Your objective: Print the full listing exactly.

Input data:
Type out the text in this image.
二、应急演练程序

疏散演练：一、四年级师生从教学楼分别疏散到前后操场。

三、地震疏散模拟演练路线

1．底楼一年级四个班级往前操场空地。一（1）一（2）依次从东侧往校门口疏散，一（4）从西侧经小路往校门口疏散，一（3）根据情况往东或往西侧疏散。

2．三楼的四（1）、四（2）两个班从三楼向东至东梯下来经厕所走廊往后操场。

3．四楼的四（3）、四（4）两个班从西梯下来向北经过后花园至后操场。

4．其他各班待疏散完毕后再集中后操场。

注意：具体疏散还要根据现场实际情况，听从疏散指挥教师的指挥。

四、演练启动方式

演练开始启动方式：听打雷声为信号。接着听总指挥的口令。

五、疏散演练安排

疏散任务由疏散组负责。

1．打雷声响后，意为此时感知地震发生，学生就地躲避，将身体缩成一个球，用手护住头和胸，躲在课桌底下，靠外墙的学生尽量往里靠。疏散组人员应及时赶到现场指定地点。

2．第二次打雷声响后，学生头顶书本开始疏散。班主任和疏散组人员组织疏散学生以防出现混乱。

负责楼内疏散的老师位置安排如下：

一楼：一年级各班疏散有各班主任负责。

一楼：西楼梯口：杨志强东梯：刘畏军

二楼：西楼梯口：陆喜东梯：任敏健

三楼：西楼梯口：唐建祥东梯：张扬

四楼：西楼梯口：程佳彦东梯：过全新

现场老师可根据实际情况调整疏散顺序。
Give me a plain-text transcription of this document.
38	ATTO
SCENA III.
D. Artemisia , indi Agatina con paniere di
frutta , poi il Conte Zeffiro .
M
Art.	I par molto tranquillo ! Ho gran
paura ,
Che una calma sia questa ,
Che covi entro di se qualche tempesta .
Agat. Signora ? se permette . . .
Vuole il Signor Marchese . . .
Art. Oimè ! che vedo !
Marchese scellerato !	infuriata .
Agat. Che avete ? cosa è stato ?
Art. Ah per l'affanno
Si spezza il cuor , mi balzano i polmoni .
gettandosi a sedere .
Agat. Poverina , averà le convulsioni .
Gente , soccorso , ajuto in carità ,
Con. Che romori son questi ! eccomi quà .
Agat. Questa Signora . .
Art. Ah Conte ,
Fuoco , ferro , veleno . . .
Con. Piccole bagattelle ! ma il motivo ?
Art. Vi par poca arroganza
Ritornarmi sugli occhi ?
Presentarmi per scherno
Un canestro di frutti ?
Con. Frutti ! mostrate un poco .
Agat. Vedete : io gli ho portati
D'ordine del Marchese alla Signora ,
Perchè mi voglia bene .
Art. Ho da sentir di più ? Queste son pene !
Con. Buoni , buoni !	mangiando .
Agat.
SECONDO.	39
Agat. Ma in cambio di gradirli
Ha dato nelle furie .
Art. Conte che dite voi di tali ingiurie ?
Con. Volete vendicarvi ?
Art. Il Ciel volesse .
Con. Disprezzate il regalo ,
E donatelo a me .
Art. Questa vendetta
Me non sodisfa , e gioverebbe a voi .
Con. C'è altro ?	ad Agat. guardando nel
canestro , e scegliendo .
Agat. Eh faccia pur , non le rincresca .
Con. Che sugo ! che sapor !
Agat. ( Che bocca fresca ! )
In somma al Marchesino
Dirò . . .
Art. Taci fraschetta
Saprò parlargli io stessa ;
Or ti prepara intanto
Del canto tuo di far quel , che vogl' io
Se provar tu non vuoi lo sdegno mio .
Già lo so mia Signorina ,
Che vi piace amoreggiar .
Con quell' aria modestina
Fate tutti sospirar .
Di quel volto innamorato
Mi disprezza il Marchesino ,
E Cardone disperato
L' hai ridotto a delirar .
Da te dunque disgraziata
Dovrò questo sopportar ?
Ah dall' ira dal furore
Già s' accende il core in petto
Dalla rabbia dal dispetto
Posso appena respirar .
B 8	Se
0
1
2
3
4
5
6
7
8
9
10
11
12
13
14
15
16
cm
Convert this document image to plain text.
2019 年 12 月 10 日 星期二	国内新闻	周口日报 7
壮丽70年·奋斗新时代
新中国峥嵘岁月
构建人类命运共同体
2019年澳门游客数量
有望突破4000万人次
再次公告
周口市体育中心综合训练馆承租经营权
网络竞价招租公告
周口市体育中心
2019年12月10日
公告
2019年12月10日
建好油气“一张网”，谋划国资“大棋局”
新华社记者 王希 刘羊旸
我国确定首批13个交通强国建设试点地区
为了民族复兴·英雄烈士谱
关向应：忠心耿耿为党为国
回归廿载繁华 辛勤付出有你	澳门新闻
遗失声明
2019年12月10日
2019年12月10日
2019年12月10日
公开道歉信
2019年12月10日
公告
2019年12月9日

Exercise solution:
Type out the text in this image.
二、应急演练程序

疏散演练：一、四年级师生从教学楼分别疏散到前后操场。

三、地震疏散模拟演练路线

1．底楼一年级四个班级往前操场空地。一（1）一（2）依次从东侧往校门口疏散，一（4）从西侧经小路往校门口疏散，一（3）根据情况往东或往西侧疏散。

2．三楼的四（1）、四（2）两个班从三楼向东至东梯下来经厕所走廊往后操场。

3．四楼的四（3）、四（4）两个班从西梯下来向北经过后花园至后操场。

4．其他各班待疏散完毕后再集中后操场。

注意：具体疏散还要根据现场实际情况，听从疏散指挥教师的指挥。

四、演练启动方式

演练开始启动方式：听打雷声为信号。接着听总指挥的口令。

五、疏散演练安排

疏散任务由疏散组负责。

1．打雷声响后，意为此时感知地震发生，学生就地躲避，将身体缩成一个球，用手护住头和胸，躲在课桌底下，靠外墙的学生尽量往里靠。疏散组人员应及时赶到现场指定地点。

2．第二次打雷声响后，学生头顶书本开始疏散。班主任和疏散组人员组织疏散学生以防出现混乱。

负责楼内疏散的老师位置安排如下：

一楼：一年级各班疏散有各班主任负责。

一楼：西楼梯口：杨志强东梯：刘畏军

二楼：西楼梯口：陆喜东梯：任敏健

三楼：西楼梯口：唐建祥东梯：张扬

四楼：西楼梯口：程佳彦东梯：过全新

现场老师可根据实际情况调整疏散顺序。
Give me a plain-text transcription of this document.
38	ATTO
SCENA III.
D. Artemisia , indi Agatina con paniere di
frutta , poi il Conte Zeffiro .
M
Art.	I par molto tranquillo ! Ho gran
paura ,
Che una calma sia questa ,
Che covi entro di se qualche tempesta .
Agat. Signora ? se permette . . .
Vuole il Signor Marchese . . .
Art. Oimè ! che vedo !
Marchese scellerato !	infuriata .
Agat. Che avete ? cosa è stato ?
Art. Ah per l'affanno
Si spezza il cuor , mi balzano i polmoni .
gettandosi a sedere .
Agat. Poverina , averà le convulsioni .
Gente , soccorso , ajuto in carità ,
Con. Che romori son questi ! eccomi quà .
Agat. Questa Signora . .
Art. Ah Conte ,
Fuoco , ferro , veleno . . .
Con. Piccole bagattelle ! ma il motivo ?
Art. Vi par poca arroganza
Ritornarmi sugli occhi ?
Presentarmi per scherno
Un canestro di frutti ?
Con. Frutti ! mostrate un poco .
Agat. Vedete : io gli ho portati
D'ordine del Marchese alla Signora ,
Perchè mi voglia bene .
Art. Ho da sentir di più ? Queste son pene !
Con. Buoni , buoni !	mangiando .
Agat.
SECONDO.	39
Agat. Ma in cambio di gradirli
Ha dato nelle furie .
Art. Conte che dite voi di tali ingiurie ?
Con. Volete vendicarvi ?
Art. Il Ciel volesse .
Con. Disprezzate il regalo ,
E donatelo a me .
Art. Questa vendetta
Me non sodisfa , e gioverebbe a voi .
Con. C'è altro ?	ad Agat. guardando nel
canestro , e scegliendo .
Agat. Eh faccia pur , non le rincresca .
Con. Che sugo ! che sapor !
Agat. ( Che bocca fresca ! )
In somma al Marchesino
Dirò . . .
Art. Taci fraschetta
Saprò parlargli io stessa ;
Or ti prepara intanto
Del canto tuo di far quel , che vogl' io
Se provar tu non vuoi lo sdegno mio .
Già lo so mia Signorina ,
Che vi piace amoreggiar .
Con quell' aria modestina
Fate tutti sospirar .
Di quel volto innamorato
Mi disprezza il Marchesino ,
E Cardone disperato
L' hai ridotto a delirar .
Da te dunque disgraziata
Dovrò questo sopportar ?
Ah dall' ira dal furore
Già s' accende il core in petto
Dalla rabbia dal dispetto
Posso appena respirar .
B 8	Se
0
1
2
3
4
5
6
7
8
9
10
11
12
13
14
15
16
cm
Convert this document image to plain text.
2019 年 12 月 10 日 星期二	国内新闻	周口日报 7
壮丽70年·奋斗新时代
新中国峥嵘岁月
构建人类命运共同体
2019年澳门游客数量
有望突破4000万人次
再次公告
周口市体育中心综合训练馆承租经营权
网络竞价招租公告
周口市体育中心
2019年12月10日
公告
2019年12月10日
建好油气“一张网”，谋划国资“大棋局”
新华社记者 王希 刘羊旸
我国确定首批13个交通强国建设试点地区
为了民族复兴·英雄烈士谱
关向应：忠心耿耿为党为国
回归廿载繁华 辛勤付出有你	澳门新闻
遗失声明
2019年12月10日
2019年12月10日
2019年12月10日
公开道歉信
2019年12月10日
公告
2019年12月9日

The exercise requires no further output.